WHAT YOU ARE ASKED TO DO >>
Find the string "の回答は最も多く" in the listing and report every line that has it.
########################################
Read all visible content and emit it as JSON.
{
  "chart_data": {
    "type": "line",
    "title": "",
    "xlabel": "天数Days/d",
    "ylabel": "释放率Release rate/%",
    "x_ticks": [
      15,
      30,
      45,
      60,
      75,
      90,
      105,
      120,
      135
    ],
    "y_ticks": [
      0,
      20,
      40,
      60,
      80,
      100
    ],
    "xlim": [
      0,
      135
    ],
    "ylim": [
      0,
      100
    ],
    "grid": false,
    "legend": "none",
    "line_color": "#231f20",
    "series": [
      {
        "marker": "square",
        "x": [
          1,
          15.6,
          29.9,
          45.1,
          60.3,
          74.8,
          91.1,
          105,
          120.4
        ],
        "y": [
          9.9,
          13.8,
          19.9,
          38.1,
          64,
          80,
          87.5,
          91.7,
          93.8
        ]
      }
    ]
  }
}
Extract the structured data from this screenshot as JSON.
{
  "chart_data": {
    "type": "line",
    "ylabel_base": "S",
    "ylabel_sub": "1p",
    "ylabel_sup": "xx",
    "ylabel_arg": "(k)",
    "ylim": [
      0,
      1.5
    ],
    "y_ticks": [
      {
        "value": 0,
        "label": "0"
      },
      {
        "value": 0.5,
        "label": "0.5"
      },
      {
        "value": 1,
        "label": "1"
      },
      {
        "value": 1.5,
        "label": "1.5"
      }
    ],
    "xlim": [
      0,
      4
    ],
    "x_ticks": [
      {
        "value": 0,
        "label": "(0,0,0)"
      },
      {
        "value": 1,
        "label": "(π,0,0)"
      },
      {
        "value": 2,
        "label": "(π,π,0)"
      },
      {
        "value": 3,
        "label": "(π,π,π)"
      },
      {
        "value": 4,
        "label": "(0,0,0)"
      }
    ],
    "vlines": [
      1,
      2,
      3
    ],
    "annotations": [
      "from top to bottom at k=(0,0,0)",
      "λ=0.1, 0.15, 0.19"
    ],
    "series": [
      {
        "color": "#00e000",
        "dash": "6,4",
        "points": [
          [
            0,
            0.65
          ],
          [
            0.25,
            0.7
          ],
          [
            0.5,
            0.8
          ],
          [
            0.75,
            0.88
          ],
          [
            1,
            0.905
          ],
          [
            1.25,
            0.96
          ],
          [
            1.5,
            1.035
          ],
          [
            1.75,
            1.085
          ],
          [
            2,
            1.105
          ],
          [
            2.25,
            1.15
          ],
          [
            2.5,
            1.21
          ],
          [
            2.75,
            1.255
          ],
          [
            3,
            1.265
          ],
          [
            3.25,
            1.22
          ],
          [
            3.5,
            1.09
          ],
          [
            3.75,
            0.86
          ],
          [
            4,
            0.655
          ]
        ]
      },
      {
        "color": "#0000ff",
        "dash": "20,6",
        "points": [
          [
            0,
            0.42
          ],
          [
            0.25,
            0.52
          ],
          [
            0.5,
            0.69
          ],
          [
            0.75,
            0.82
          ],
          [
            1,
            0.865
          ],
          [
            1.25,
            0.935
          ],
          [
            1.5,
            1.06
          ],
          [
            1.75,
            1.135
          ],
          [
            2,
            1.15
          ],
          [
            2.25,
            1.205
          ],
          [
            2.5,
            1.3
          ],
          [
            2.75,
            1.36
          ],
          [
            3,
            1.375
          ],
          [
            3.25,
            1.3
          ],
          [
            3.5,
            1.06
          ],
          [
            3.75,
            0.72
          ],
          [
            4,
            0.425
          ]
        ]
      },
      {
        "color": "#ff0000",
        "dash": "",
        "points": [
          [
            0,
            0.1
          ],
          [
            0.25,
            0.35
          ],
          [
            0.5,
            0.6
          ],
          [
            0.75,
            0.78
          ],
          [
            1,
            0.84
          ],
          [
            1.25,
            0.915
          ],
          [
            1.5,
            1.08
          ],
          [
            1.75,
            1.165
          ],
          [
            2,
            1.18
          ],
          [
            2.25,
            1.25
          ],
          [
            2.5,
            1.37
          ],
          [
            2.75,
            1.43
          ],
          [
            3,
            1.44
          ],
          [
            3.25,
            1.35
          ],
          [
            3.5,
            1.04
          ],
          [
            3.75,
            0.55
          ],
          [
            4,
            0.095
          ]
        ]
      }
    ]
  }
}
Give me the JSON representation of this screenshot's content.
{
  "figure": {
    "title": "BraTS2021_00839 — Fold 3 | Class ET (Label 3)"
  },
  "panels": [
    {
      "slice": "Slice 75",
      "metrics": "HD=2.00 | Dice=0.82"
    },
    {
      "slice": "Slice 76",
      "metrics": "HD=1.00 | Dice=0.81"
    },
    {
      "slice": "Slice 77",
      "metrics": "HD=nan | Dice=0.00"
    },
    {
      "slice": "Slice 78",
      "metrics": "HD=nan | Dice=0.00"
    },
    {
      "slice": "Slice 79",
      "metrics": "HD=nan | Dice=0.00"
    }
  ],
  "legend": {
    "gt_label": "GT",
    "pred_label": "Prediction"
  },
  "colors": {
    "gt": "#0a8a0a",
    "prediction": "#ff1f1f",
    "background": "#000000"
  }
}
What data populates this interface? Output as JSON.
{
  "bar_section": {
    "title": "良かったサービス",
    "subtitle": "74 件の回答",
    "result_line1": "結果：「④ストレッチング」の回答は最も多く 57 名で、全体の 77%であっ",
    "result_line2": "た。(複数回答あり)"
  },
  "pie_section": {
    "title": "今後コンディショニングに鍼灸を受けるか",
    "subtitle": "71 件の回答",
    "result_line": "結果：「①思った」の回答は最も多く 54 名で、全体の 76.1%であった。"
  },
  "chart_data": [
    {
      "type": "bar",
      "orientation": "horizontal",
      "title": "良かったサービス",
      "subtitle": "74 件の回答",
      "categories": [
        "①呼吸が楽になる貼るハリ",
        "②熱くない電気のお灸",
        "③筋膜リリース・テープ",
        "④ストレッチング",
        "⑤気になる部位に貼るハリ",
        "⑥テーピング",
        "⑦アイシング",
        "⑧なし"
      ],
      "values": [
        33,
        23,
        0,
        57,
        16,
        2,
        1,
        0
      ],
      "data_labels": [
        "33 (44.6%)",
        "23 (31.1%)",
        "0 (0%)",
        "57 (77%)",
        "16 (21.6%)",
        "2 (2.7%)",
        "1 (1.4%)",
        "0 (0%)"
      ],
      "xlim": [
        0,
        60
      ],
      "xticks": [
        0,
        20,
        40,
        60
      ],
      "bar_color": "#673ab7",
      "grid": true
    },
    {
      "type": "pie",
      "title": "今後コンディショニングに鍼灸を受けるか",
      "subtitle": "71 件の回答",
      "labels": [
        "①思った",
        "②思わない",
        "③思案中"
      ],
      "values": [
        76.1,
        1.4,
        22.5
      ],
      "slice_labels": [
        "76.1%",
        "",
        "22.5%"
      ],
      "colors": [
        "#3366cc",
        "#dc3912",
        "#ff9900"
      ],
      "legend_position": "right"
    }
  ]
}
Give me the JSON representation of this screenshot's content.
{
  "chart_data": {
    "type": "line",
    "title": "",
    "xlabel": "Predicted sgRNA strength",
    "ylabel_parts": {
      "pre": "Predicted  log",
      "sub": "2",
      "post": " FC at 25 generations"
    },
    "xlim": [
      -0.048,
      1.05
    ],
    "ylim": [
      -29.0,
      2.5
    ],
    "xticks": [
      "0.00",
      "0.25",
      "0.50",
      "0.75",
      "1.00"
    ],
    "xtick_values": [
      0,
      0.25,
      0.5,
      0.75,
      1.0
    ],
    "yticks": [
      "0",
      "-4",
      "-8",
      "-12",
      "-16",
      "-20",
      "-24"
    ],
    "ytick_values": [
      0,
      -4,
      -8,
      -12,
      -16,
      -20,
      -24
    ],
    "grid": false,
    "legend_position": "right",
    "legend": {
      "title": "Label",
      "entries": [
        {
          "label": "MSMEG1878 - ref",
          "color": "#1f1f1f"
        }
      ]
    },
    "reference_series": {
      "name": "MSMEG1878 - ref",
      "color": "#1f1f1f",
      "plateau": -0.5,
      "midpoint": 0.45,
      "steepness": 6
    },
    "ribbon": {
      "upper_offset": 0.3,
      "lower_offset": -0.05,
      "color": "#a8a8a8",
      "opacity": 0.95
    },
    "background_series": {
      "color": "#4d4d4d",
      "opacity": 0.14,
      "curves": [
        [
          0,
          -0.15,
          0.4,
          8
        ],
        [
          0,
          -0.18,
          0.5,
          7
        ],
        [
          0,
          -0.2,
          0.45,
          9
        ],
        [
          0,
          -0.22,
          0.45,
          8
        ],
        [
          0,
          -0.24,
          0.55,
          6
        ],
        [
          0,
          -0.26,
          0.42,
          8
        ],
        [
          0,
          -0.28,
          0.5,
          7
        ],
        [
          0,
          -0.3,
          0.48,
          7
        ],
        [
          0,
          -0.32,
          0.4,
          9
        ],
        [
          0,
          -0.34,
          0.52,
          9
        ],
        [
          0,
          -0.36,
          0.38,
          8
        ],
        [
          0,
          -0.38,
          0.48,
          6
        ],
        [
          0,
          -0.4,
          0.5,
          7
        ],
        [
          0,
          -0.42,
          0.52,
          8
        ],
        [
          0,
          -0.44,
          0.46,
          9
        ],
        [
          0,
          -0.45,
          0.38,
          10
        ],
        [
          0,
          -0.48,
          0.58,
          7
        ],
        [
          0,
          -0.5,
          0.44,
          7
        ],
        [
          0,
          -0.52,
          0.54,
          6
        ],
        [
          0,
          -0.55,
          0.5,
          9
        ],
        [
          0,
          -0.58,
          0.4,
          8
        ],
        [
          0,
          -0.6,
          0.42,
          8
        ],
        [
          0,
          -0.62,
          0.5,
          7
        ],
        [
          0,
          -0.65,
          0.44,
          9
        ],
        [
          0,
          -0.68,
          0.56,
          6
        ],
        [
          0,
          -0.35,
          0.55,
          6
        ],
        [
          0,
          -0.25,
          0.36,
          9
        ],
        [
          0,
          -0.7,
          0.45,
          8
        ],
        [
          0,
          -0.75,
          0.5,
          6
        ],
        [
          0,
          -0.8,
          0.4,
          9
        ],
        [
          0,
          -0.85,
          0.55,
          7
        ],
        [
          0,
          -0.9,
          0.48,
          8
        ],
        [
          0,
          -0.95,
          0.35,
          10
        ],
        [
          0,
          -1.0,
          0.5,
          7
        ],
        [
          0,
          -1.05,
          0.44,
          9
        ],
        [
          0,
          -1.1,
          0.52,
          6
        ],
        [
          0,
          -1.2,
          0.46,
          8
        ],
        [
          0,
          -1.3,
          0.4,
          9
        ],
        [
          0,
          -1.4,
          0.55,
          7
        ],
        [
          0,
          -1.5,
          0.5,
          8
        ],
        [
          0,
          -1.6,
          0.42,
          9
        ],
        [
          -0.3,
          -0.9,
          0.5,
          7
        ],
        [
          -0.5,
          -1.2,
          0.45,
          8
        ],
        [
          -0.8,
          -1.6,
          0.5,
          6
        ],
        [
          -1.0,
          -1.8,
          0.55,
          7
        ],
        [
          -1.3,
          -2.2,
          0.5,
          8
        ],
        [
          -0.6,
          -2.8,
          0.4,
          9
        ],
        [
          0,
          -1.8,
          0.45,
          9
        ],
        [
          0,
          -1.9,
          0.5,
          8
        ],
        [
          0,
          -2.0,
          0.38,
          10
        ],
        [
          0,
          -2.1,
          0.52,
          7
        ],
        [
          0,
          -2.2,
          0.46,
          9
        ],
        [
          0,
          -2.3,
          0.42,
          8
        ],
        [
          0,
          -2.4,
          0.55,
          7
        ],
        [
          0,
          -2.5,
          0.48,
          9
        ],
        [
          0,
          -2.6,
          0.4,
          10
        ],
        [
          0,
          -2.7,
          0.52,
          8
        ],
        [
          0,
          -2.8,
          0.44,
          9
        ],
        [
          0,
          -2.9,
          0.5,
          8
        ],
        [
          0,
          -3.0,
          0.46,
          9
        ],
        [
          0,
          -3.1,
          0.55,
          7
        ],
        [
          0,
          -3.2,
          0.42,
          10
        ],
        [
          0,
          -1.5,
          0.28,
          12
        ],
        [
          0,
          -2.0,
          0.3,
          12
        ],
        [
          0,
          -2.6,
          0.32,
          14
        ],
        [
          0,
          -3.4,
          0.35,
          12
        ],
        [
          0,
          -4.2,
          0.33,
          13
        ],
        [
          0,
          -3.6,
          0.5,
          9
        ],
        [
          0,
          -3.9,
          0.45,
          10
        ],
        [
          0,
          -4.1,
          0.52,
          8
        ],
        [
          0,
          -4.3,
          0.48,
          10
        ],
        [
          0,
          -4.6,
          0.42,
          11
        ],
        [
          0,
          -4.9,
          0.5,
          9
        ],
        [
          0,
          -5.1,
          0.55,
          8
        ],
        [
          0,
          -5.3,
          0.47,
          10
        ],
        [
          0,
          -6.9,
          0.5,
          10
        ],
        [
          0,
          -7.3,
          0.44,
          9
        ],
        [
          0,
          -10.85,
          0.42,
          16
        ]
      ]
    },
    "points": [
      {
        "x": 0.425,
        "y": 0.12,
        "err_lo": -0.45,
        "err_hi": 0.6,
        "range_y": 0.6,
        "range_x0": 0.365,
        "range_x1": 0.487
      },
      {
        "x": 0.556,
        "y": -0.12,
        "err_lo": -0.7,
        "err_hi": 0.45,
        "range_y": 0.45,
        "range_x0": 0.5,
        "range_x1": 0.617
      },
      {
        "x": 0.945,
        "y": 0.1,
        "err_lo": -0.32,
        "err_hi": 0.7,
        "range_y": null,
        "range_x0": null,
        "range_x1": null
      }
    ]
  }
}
########################################
TASK ANSWER >>
    "result_line1": "結果：「④ストレッチング」の回答は最も多く 57 名で、全体の 77%であっ",
    "result_line": "結果：「①思った」の回答は最も多く 54 名で、全体の 76.1%であった。"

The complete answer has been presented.